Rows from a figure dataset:
◆ ◆ ◆

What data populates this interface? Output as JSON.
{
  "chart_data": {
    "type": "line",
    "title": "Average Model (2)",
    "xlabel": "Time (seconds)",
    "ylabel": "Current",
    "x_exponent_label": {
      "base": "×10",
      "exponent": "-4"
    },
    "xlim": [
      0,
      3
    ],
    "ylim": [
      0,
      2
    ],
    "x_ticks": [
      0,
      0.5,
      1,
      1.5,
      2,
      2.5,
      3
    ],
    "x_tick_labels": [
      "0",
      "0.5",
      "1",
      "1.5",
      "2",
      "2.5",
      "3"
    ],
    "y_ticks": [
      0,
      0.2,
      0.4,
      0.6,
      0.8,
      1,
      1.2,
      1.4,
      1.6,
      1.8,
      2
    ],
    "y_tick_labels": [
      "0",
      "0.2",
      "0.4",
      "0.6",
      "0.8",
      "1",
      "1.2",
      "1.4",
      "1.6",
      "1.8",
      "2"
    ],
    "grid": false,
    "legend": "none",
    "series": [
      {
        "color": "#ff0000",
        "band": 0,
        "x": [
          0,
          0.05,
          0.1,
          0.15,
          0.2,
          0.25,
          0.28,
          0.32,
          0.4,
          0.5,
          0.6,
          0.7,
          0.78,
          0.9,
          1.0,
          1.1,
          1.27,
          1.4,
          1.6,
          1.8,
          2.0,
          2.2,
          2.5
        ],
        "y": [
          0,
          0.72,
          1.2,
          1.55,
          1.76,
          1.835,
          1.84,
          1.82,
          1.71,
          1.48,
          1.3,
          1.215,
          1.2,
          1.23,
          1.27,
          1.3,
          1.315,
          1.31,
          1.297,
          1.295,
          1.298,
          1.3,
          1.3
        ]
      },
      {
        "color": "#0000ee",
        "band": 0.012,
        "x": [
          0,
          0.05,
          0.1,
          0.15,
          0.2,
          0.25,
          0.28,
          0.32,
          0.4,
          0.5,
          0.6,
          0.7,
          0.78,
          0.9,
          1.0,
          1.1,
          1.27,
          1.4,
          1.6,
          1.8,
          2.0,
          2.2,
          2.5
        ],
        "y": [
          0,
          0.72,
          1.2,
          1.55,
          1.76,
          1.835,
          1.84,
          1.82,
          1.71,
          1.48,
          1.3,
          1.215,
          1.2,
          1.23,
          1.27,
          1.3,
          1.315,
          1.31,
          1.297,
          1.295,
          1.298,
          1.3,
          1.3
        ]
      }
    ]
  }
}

◆ ◆ ◆

EXERCISE REQUIREMENTS: Transcribe all of the material exactly. Omit nothing.

COMPLETED EXERCISE:
What data populates this interface? Output as JSON.
{
  "chart_data": {
    "type": "line",
    "title": "Average Model (2)",
    "xlabel": "Time (seconds)",
    "ylabel": "Current",
    "x_exponent_label": {
      "base": "×10",
      "exponent": "-4"
    },
    "xlim": [
      0,
      3
    ],
    "ylim": [
      0,
      2
    ],
    "x_ticks": [
      0,
      0.5,
      1,
      1.5,
      2,
      2.5,
      3
    ],
    "x_tick_labels": [
      "0",
      "0.5",
      "1",
      "1.5",
      "2",
      "2.5",
      "3"
    ],
    "y_ticks": [
      0,
      0.2,
      0.4,
      0.6,
      0.8,
      1,
      1.2,
      1.4,
      1.6,
      1.8,
      2
    ],
    "y_tick_labels": [
      "0",
      "0.2",
      "0.4",
      "0.6",
      "0.8",
      "1",
      "1.2",
      "1.4",
      "1.6",
      "1.8",
      "2"
    ],
    "grid": false,
    "legend": "none",
    "series": [
      {
        "color": "#ff0000",
        "band": 0,
        "x": [
          0,
          0.05,
          0.1,
          0.15,
          0.2,
          0.25,
          0.28,
          0.32,
          0.4,
          0.5,
          0.6,
          0.7,
          0.78,
          0.9,
          1.0,
          1.1,
          1.27,
          1.4,
          1.6,
          1.8,
          2.0,
          2.2,
          2.5
        ],
        "y": [
          0,
          0.72,
          1.2,
          1.55,
          1.76,
          1.835,
          1.84,
          1.82,
          1.71,
          1.48,
          1.3,
          1.215,
          1.2,
          1.23,
          1.27,
          1.3,
          1.315,
          1.31,
          1.297,
          1.295,
          1.298,
          1.3,
          1.3
        ]
      },
      {
        "color": "#0000ee",
        "band": 0.012,
        "x": [
          0,
          0.05,
          0.1,
          0.15,
          0.2,
          0.25,
          0.28,
          0.32,
          0.4,
          0.5,
          0.6,
          0.7,
          0.78,
          0.9,
          1.0,
          1.1,
          1.27,
          1.4,
          1.6,
          1.8,
          2.0,
          2.2,
          2.5
        ],
        "y": [
          0,
          0.72,
          1.2,
          1.55,
          1.76,
          1.835,
          1.84,
          1.82,
          1.71,
          1.48,
          1.3,
          1.215,
          1.2,
          1.23,
          1.27,
          1.3,
          1.315,
          1.31,
          1.297,
          1.295,
          1.298,
          1.3,
          1.3
        ]
      }
    ]
  }
}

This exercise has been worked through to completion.